» **YOUR INSTRUCTIONS**
Reproduce the full listing that appears beneath this instruction exactly.

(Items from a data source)
START

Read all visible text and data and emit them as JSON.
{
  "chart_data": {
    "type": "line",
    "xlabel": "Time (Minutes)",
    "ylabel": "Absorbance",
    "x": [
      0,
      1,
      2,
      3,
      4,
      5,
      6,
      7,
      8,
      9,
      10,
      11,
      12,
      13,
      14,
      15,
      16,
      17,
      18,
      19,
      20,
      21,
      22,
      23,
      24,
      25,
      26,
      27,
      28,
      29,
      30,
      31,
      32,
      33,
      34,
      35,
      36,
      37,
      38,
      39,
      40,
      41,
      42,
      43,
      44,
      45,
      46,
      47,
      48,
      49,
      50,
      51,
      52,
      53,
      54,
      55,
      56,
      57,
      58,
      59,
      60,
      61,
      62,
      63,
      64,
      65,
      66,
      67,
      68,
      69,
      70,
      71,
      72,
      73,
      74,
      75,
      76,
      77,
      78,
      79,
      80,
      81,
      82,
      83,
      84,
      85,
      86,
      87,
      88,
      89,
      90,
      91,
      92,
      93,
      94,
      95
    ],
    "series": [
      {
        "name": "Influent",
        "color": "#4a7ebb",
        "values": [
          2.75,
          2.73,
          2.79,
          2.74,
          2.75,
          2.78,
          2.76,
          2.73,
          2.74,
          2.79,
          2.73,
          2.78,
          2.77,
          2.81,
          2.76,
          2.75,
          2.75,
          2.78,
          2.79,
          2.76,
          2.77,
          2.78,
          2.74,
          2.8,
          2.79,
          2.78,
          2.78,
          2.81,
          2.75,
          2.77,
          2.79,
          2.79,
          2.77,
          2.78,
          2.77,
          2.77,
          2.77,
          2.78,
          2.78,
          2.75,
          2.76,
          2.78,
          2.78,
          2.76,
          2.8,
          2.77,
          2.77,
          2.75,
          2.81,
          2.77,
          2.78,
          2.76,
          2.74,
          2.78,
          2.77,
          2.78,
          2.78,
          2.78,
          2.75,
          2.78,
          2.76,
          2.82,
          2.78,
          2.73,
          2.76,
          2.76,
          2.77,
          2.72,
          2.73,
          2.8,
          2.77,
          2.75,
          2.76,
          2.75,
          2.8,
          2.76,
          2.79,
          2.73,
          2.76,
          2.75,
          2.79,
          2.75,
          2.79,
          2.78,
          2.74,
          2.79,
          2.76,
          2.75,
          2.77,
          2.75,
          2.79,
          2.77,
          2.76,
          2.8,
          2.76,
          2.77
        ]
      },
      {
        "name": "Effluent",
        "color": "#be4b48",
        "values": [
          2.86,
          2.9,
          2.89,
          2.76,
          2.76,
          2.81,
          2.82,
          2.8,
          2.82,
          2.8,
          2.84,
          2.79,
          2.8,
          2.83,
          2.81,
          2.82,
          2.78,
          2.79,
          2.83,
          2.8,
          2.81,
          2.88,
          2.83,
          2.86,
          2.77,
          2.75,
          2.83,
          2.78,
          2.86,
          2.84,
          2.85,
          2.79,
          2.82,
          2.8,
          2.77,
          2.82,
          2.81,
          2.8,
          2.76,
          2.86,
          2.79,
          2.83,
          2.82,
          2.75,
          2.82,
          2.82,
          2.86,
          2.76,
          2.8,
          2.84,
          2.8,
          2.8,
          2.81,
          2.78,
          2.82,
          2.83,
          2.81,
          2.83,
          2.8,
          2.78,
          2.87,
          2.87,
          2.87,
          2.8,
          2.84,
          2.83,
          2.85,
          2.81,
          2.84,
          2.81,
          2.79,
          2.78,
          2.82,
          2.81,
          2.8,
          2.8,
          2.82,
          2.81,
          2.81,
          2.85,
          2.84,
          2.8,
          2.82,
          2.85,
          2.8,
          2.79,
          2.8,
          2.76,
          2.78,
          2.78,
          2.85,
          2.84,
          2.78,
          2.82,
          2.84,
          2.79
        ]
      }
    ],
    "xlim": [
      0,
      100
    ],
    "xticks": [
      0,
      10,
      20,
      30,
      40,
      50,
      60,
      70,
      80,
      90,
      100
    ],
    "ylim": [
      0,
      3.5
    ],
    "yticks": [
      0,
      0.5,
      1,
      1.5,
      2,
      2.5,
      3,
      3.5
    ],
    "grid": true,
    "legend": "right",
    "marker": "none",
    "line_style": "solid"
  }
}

END

» **EXERCISE OUTPUT**
Read all visible text and data and emit them as JSON.
{
  "chart_data": {
    "type": "line",
    "xlabel": "Time (Minutes)",
    "ylabel": "Absorbance",
    "x": [
      0,
      1,
      2,
      3,
      4,
      5,
      6,
      7,
      8,
      9,
      10,
      11,
      12,
      13,
      14,
      15,
      16,
      17,
      18,
      19,
      20,
      21,
      22,
      23,
      24,
      25,
      26,
      27,
      28,
      29,
      30,
      31,
      32,
      33,
      34,
      35,
      36,
      37,
      38,
      39,
      40,
      41,
      42,
      43,
      44,
      45,
      46,
      47,
      48,
      49,
      50,
      51,
      52,
      53,
      54,
      55,
      56,
      57,
      58,
      59,
      60,
      61,
      62,
      63,
      64,
      65,
      66,
      67,
      68,
      69,
      70,
      71,
      72,
      73,
      74,
      75,
      76,
      77,
      78,
      79,
      80,
      81,
      82,
      83,
      84,
      85,
      86,
      87,
      88,
      89,
      90,
      91,
      92,
      93,
      94,
      95
    ],
    "series": [
      {
        "name": "Influent",
        "color": "#4a7ebb",
        "values": [
          2.75,
          2.73,
          2.79,
          2.74,
          2.75,
          2.78,
          2.76,
          2.73,
          2.74,
          2.79,
          2.73,
          2.78,
          2.77,
          2.81,
          2.76,
          2.75,
          2.75,
          2.78,
          2.79,
          2.76,
          2.77,
          2.78,
          2.74,
          2.8,
          2.79,
          2.78,
          2.78,
          2.81,
          2.75,
          2.77,
          2.79,
          2.79,
          2.77,
          2.78,
          2.77,
          2.77,
          2.77,
          2.78,
          2.78,
          2.75,
          2.76,
          2.78,
          2.78,
          2.76,
          2.8,
          2.77,
          2.77,
          2.75,
          2.81,
          2.77,
          2.78,
          2.76,
          2.74,
          2.78,
          2.77,
          2.78,
          2.78,
          2.78,
          2.75,
          2.78,
          2.76,
          2.82,
          2.78,
          2.73,
          2.76,
          2.76,
          2.77,
          2.72,
          2.73,
          2.8,
          2.77,
          2.75,
          2.76,
          2.75,
          2.8,
          2.76,
          2.79,
          2.73,
          2.76,
          2.75,
          2.79,
          2.75,
          2.79,
          2.78,
          2.74,
          2.79,
          2.76,
          2.75,
          2.77,
          2.75,
          2.79,
          2.77,
          2.76,
          2.8,
          2.76,
          2.77
        ]
      },
      {
        "name": "Effluent",
        "color": "#be4b48",
        "values": [
          2.86,
          2.9,
          2.89,
          2.76,
          2.76,
          2.81,
          2.82,
          2.8,
          2.82,
          2.8,
          2.84,
          2.79,
          2.8,
          2.83,
          2.81,
          2.82,
          2.78,
          2.79,
          2.83,
          2.8,
          2.81,
          2.88,
          2.83,
          2.86,
          2.77,
          2.75,
          2.83,
          2.78,
          2.86,
          2.84,
          2.85,
          2.79,
          2.82,
          2.8,
          2.77,
          2.82,
          2.81,
          2.8,
          2.76,
          2.86,
          2.79,
          2.83,
          2.82,
          2.75,
          2.82,
          2.82,
          2.86,
          2.76,
          2.8,
          2.84,
          2.8,
          2.8,
          2.81,
          2.78,
          2.82,
          2.83,
          2.81,
          2.83,
          2.8,
          2.78,
          2.87,
          2.87,
          2.87,
          2.8,
          2.84,
          2.83,
          2.85,
          2.81,
          2.84,
          2.81,
          2.79,
          2.78,
          2.82,
          2.81,
          2.8,
          2.8,
          2.82,
          2.81,
          2.81,
          2.85,
          2.84,
          2.8,
          2.82,
          2.85,
          2.8,
          2.79,
          2.8,
          2.76,
          2.78,
          2.78,
          2.85,
          2.84,
          2.78,
          2.82,
          2.84,
          2.79
        ]
      }
    ],
    "xlim": [
      0,
      100
    ],
    "xticks": [
      0,
      10,
      20,
      30,
      40,
      50,
      60,
      70,
      80,
      90,
      100
    ],
    "ylim": [
      0,
      3.5
    ],
    "yticks": [
      0,
      0.5,
      1,
      1.5,
      2,
      2.5,
      3,
      3.5
    ],
    "grid": true,
    "legend": "right",
    "marker": "none",
    "line_style": "solid"
  }
}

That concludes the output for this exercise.